Dataset items:
>>
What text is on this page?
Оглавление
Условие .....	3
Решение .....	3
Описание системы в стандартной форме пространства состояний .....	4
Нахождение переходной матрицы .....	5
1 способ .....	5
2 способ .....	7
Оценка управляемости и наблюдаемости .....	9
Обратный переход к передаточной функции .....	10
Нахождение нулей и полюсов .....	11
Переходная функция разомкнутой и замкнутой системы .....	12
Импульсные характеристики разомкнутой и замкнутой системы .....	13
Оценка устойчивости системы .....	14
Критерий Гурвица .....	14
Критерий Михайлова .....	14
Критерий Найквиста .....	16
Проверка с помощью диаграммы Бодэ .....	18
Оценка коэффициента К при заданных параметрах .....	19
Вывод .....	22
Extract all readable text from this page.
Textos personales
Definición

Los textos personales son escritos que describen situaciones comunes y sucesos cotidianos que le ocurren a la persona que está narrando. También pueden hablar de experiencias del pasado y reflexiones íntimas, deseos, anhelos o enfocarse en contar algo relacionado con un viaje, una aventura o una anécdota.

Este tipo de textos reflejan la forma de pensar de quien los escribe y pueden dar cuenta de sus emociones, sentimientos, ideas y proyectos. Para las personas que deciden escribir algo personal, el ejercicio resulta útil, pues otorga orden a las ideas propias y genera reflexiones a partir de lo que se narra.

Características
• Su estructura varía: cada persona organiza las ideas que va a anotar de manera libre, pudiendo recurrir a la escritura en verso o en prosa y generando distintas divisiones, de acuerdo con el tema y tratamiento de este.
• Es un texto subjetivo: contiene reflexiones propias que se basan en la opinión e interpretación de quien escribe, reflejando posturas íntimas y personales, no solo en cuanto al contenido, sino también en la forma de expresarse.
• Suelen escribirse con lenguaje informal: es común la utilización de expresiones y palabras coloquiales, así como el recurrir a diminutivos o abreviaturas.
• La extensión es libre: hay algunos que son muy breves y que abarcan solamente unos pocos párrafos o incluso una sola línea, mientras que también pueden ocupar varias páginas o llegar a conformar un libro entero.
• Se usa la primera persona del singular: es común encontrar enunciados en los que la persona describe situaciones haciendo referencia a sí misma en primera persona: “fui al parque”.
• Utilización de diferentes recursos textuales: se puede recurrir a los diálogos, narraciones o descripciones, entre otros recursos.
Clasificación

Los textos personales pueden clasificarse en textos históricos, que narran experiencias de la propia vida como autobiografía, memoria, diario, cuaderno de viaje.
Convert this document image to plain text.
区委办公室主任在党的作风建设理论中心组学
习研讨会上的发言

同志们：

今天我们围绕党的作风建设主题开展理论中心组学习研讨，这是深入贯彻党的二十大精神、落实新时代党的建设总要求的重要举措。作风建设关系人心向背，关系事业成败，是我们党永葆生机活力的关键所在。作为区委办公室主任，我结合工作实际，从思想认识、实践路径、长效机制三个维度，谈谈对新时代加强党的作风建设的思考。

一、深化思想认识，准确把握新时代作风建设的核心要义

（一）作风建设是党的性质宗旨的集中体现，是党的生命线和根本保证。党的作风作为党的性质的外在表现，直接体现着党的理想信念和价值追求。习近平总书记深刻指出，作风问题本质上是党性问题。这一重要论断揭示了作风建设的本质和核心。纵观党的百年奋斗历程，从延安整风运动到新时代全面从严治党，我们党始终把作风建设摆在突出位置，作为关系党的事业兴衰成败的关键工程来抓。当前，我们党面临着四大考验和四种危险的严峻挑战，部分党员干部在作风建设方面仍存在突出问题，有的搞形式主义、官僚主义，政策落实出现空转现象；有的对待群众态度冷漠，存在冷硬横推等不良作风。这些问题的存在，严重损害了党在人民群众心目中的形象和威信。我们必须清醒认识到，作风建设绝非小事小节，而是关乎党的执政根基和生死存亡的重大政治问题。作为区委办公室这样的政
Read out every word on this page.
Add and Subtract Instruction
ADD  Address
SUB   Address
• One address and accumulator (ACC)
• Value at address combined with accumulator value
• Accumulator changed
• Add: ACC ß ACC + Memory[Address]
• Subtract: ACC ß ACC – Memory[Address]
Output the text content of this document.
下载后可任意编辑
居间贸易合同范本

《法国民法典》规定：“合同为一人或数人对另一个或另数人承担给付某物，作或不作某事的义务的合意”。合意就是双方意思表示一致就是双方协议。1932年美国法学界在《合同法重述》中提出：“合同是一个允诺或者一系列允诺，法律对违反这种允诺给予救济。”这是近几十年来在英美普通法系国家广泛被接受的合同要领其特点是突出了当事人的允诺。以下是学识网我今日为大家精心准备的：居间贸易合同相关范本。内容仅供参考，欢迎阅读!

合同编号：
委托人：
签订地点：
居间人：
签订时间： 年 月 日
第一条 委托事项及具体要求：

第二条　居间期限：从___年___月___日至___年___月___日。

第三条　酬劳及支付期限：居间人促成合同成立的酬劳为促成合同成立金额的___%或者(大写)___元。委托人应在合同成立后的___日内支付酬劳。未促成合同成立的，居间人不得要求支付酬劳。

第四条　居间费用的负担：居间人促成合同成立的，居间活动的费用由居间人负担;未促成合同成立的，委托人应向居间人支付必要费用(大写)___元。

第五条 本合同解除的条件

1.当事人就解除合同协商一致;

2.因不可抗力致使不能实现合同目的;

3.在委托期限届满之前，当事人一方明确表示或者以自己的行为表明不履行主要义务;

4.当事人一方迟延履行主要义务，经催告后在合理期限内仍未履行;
<<
Reproduce the material precisely, including every line.

What text is on this page?
Оглавление
Условие .....	3
Решение .....	3
Описание системы в стандартной форме пространства состояний .....	4
Нахождение переходной матрицы .....	5
1 способ .....	5
2 способ .....	7
Оценка управляемости и наблюдаемости .....	9
Обратный переход к передаточной функции .....	10
Нахождение нулей и полюсов .....	11
Переходная функция разомкнутой и замкнутой системы .....	12
Импульсные характеристики разомкнутой и замкнутой системы .....	13
Оценка устойчивости системы .....	14
Критерий Гурвица .....	14
Критерий Михайлова .....	14
Критерий Найквиста .....	16
Проверка с помощью диаграммы Бодэ .....	18
Оценка коэффициента К при заданных параметрах .....	19
Вывод .....	22
Extract all readable text from this page.
Textos personales
Definición

Los textos personales son escritos que describen situaciones comunes y sucesos cotidianos que le ocurren a la persona que está narrando. También pueden hablar de experiencias del pasado y reflexiones íntimas, deseos, anhelos o enfocarse en contar algo relacionado con un viaje, una aventura o una anécdota.

Este tipo de textos reflejan la forma de pensar de quien los escribe y pueden dar cuenta de sus emociones, sentimientos, ideas y proyectos. Para las personas que deciden escribir algo personal, el ejercicio resulta útil, pues otorga orden a las ideas propias y genera reflexiones a partir de lo que se narra.

Características
• Su estructura varía: cada persona organiza las ideas que va a anotar de manera libre, pudiendo recurrir a la escritura en verso o en prosa y generando distintas divisiones, de acuerdo con el tema y tratamiento de este.
• Es un texto subjetivo: contiene reflexiones propias que se basan en la opinión e interpretación de quien escribe, reflejando posturas íntimas y personales, no solo en cuanto al contenido, sino también en la forma de expresarse.
• Suelen escribirse con lenguaje informal: es común la utilización de expresiones y palabras coloquiales, así como el recurrir a diminutivos o abreviaturas.
• La extensión es libre: hay algunos que son muy breves y que abarcan solamente unos pocos párrafos o incluso una sola línea, mientras que también pueden ocupar varias páginas o llegar a conformar un libro entero.
• Se usa la primera persona del singular: es común encontrar enunciados en los que la persona describe situaciones haciendo referencia a sí misma en primera persona: “fui al parque”.
• Utilización de diferentes recursos textuales: se puede recurrir a los diálogos, narraciones o descripciones, entre otros recursos.
Clasificación

Los textos personales pueden clasificarse en textos históricos, que narran experiencias de la propia vida como autobiografía, memoria, diario, cuaderno de viaje.
Convert this document image to plain text.
区委办公室主任在党的作风建设理论中心组学
习研讨会上的发言

同志们：

今天我们围绕党的作风建设主题开展理论中心组学习研讨，这是深入贯彻党的二十大精神、落实新时代党的建设总要求的重要举措。作风建设关系人心向背，关系事业成败，是我们党永葆生机活力的关键所在。作为区委办公室主任，我结合工作实际，从思想认识、实践路径、长效机制三个维度，谈谈对新时代加强党的作风建设的思考。

一、深化思想认识，准确把握新时代作风建设的核心要义

（一）作风建设是党的性质宗旨的集中体现，是党的生命线和根本保证。党的作风作为党的性质的外在表现，直接体现着党的理想信念和价值追求。习近平总书记深刻指出，作风问题本质上是党性问题。这一重要论断揭示了作风建设的本质和核心。纵观党的百年奋斗历程，从延安整风运动到新时代全面从严治党，我们党始终把作风建设摆在突出位置，作为关系党的事业兴衰成败的关键工程来抓。当前，我们党面临着四大考验和四种危险的严峻挑战，部分党员干部在作风建设方面仍存在突出问题，有的搞形式主义、官僚主义，政策落实出现空转现象；有的对待群众态度冷漠，存在冷硬横推等不良作风。这些问题的存在，严重损害了党在人民群众心目中的形象和威信。我们必须清醒认识到，作风建设绝非小事小节，而是关乎党的执政根基和生死存亡的重大政治问题。作为区委办公室这样的政
Read out every word on this page.
Add and Subtract Instruction
ADD  Address
SUB   Address
• One address and accumulator (ACC)
• Value at address combined with accumulator value
• Accumulator changed
• Add: ACC ß ACC + Memory[Address]
• Subtract: ACC ß ACC – Memory[Address]
Output the text content of this document.
下载后可任意编辑
居间贸易合同范本

《法国民法典》规定：“合同为一人或数人对另一个或另数人承担给付某物，作或不作某事的义务的合意”。合意就是双方意思表示一致就是双方协议。1932年美国法学界在《合同法重述》中提出：“合同是一个允诺或者一系列允诺，法律对违反这种允诺给予救济。”这是近几十年来在英美普通法系国家广泛被接受的合同要领其特点是突出了当事人的允诺。以下是学识网我今日为大家精心准备的：居间贸易合同相关范本。内容仅供参考，欢迎阅读!

合同编号：
委托人：
签订地点：
居间人：
签订时间： 年 月 日
第一条 委托事项及具体要求：

第二条　居间期限：从___年___月___日至___年___月___日。

第三条　酬劳及支付期限：居间人促成合同成立的酬劳为促成合同成立金额的___%或者(大写)___元。委托人应在合同成立后的___日内支付酬劳。未促成合同成立的，居间人不得要求支付酬劳。

第四条　居间费用的负担：居间人促成合同成立的，居间活动的费用由居间人负担;未促成合同成立的，委托人应向居间人支付必要费用(大写)___元。

第五条 本合同解除的条件

1.当事人就解除合同协商一致;

2.因不可抗力致使不能实现合同目的;

3.在委托期限届满之前，当事人一方明确表示或者以自己的行为表明不履行主要义务;

4.当事人一方迟延履行主要义务，经催告后在合理期限内仍未履行;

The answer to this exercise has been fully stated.